▸ **What you are asked to do**
Report the number of lines that hold the string "Eduard". Leave out any other text.

▸ **Stored rows**

──────────

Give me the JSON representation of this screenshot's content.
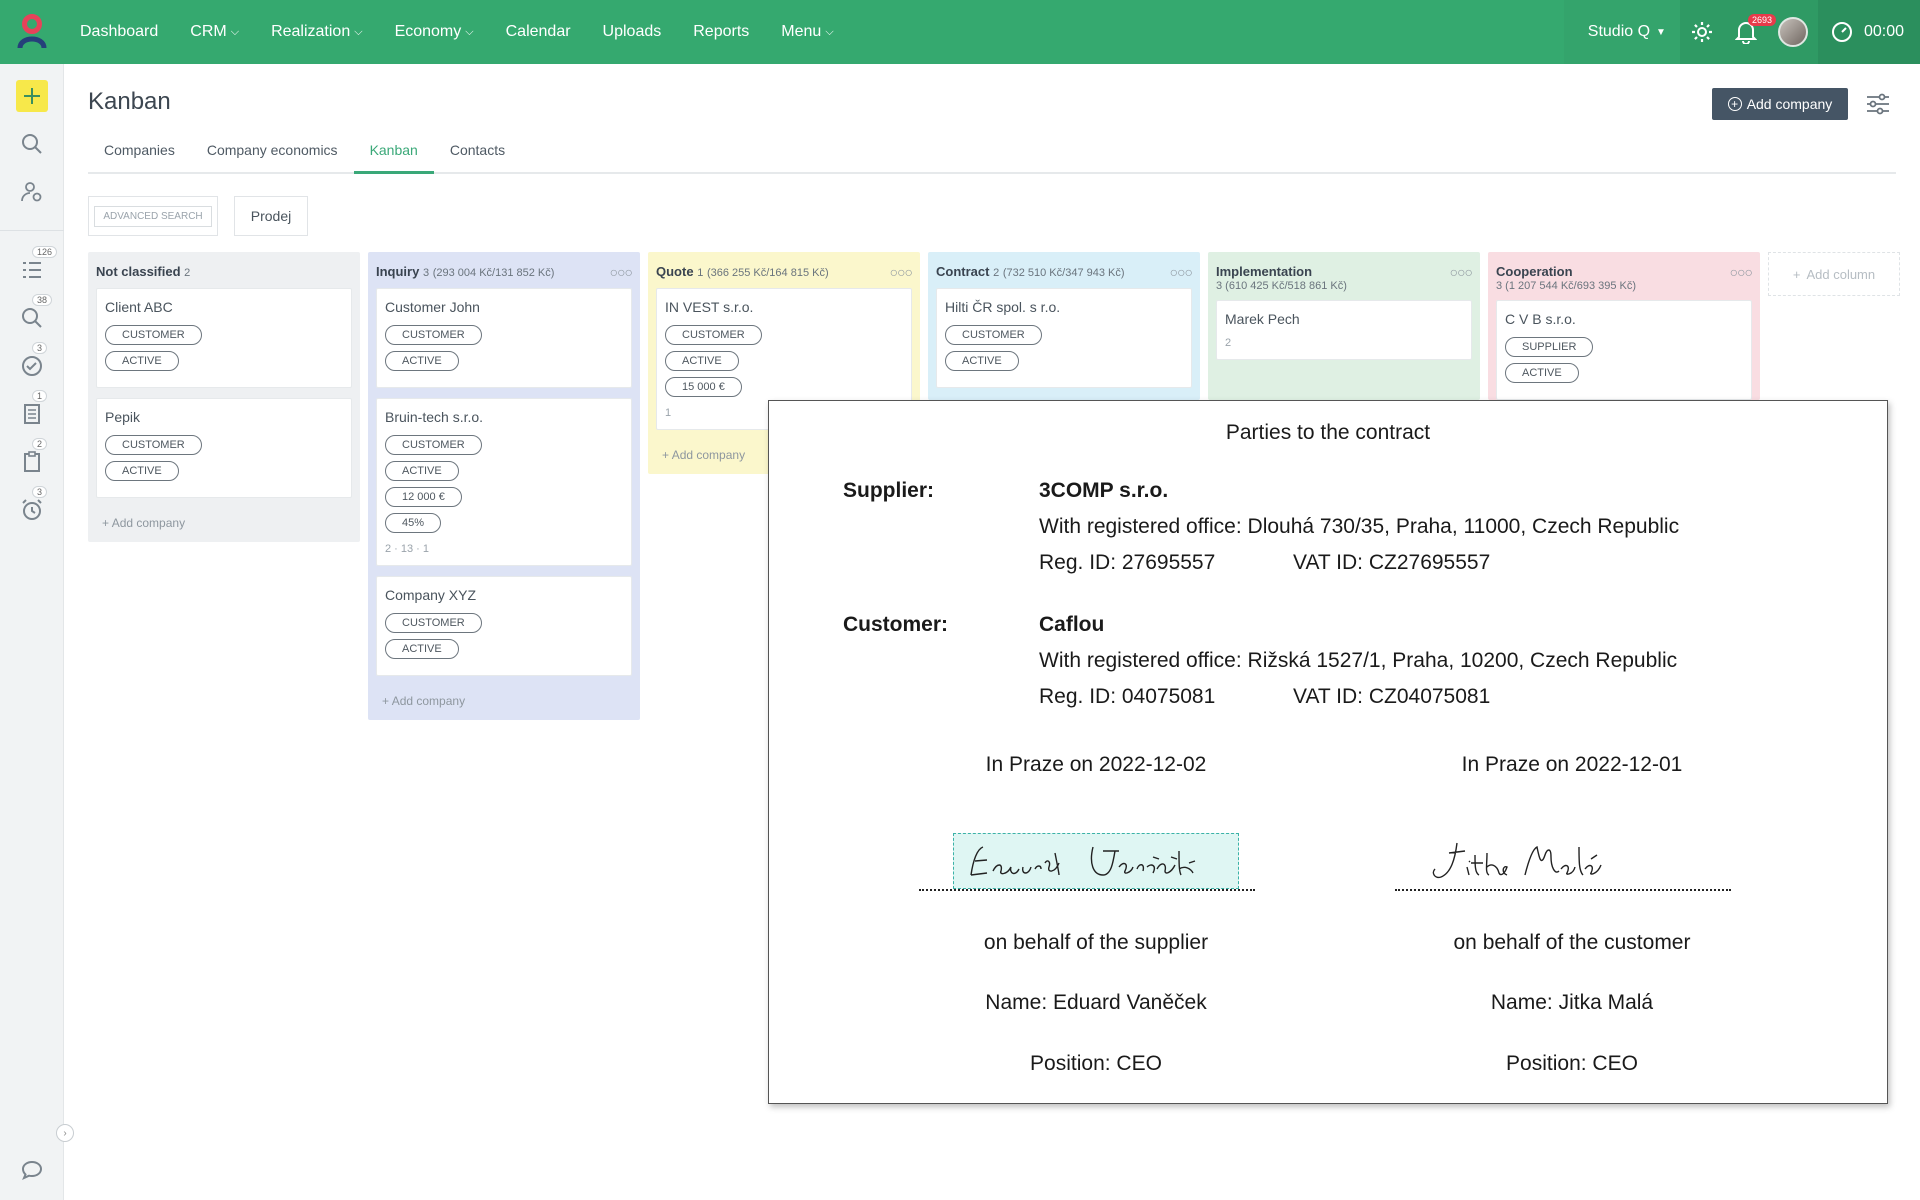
{
  "nav": {
    "items": [
      {
        "label": "Dashboard",
        "caret": false
      },
      {
        "label": "CRM",
        "caret": true
      },
      {
        "label": "Realization",
        "caret": true
      },
      {
        "label": "Economy",
        "caret": true
      },
      {
        "label": "Calendar",
        "caret": false
      },
      {
        "label": "Uploads",
        "caret": false
      },
      {
        "label": "Reports",
        "caret": false
      },
      {
        "label": "Menu",
        "caret": true
      }
    ],
    "studio": "Studio Q",
    "notif_count": "2693",
    "timer": "00:00"
  },
  "sidebar": {
    "badges": {
      "tasks": "126",
      "search": "38",
      "done": "3",
      "docs": "1",
      "clip": "2",
      "alarm": "3"
    }
  },
  "page": {
    "title": "Kanban",
    "add_company": "Add company",
    "tabs": [
      "Companies",
      "Company economics",
      "Kanban",
      "Contacts"
    ],
    "active_tab": "Kanban",
    "advanced_search": "ADVANCED SEARCH",
    "filter_chip": "Prodej"
  },
  "kanban": {
    "add_company_label": "Add company",
    "add_column_label": "Add column",
    "columns": [
      {
        "title": "Not classified",
        "count": "2",
        "summary": "",
        "bg": "#eef0f2",
        "cards": [
          {
            "title": "Client ABC",
            "tags": [
              "CUSTOMER",
              "ACTIVE"
            ],
            "meta": ""
          },
          {
            "title": "Pepik",
            "tags": [
              "CUSTOMER",
              "ACTIVE"
            ],
            "meta": ""
          }
        ]
      },
      {
        "title": "Inquiry",
        "count": "3",
        "summary": "(293 004 Kč/131 852 Kč)",
        "bg": "#dde3f5",
        "cards": [
          {
            "title": "Customer John",
            "tags": [
              "CUSTOMER",
              "ACTIVE"
            ],
            "meta": ""
          },
          {
            "title": "Bruin-tech s.r.o.",
            "tags": [
              "CUSTOMER",
              "ACTIVE",
              "12 000 €",
              "45%"
            ],
            "meta": "2 · 13 · 1"
          },
          {
            "title": "Company XYZ",
            "tags": [
              "CUSTOMER",
              "ACTIVE"
            ],
            "meta": ""
          }
        ]
      },
      {
        "title": "Quote",
        "count": "1",
        "summary": "(366 255 Kč/164 815 Kč)",
        "bg": "#fbf7cc",
        "cards": [
          {
            "title": "IN VEST s.r.o.",
            "tags": [
              "CUSTOMER",
              "ACTIVE",
              "15 000 €"
            ],
            "meta": "1"
          }
        ]
      },
      {
        "title": "Contract",
        "count": "2",
        "summary": "(732 510 Kč/347 943 Kč)",
        "bg": "#d9eff8",
        "cards": [
          {
            "title": "Hilti ČR spol. s r.o.",
            "tags": [
              "CUSTOMER",
              "ACTIVE"
            ],
            "meta": ""
          }
        ]
      },
      {
        "title": "Implementation",
        "count": "",
        "summary": "3 (610 425 Kč/518 861 Kč)",
        "bg": "#dff0e3",
        "cards": [
          {
            "title": "Marek Pech",
            "tags": [],
            "meta": "2"
          }
        ]
      },
      {
        "title": "Cooperation",
        "count": "",
        "summary": "3 (1 207 544 Kč/693 395 Kč)",
        "bg": "#f9dde2",
        "cards": [
          {
            "title": "C V B s.r.o.",
            "tags": [
              "SUPPLIER",
              "ACTIVE"
            ],
            "meta": ""
          }
        ]
      }
    ]
  },
  "contract": {
    "title": "Parties to the contract",
    "supplier": {
      "label": "Supplier:",
      "name": "3COMP s.r.o.",
      "office": "With registered office: Dlouhá 730/35, Praha, 11000, Czech Republic",
      "reg_id": "Reg. ID: 27695557",
      "vat_id": "VAT ID: CZ27695557"
    },
    "customer": {
      "label": "Customer:",
      "name": "Caflou",
      "office": "With registered office: Rižská 1527/1, Praha, 10200, Czech Republic",
      "reg_id": "Reg. ID: 04075081",
      "vat_id": "VAT ID: CZ04075081"
    },
    "left": {
      "place_date": "In Praze on 2022-12-02",
      "signature": "Eduard Vaněček",
      "behalf": "on behalf of the supplier",
      "name": "Name: Eduard Vaněček",
      "position": "Position: CEO"
    },
    "right": {
      "place_date": "In Praze on 2022-12-01",
      "signature": "Jitka Malá",
      "behalf": "on behalf of the customer",
      "name": "Name: Jitka Malá",
      "position": "Position: CEO"
    }
  },
  "colors": {
    "brand": "#35a96f",
    "accent_tab": "#3aa878",
    "button_dark": "#455565"
  }
}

──────────

▸ **Exercise response**
2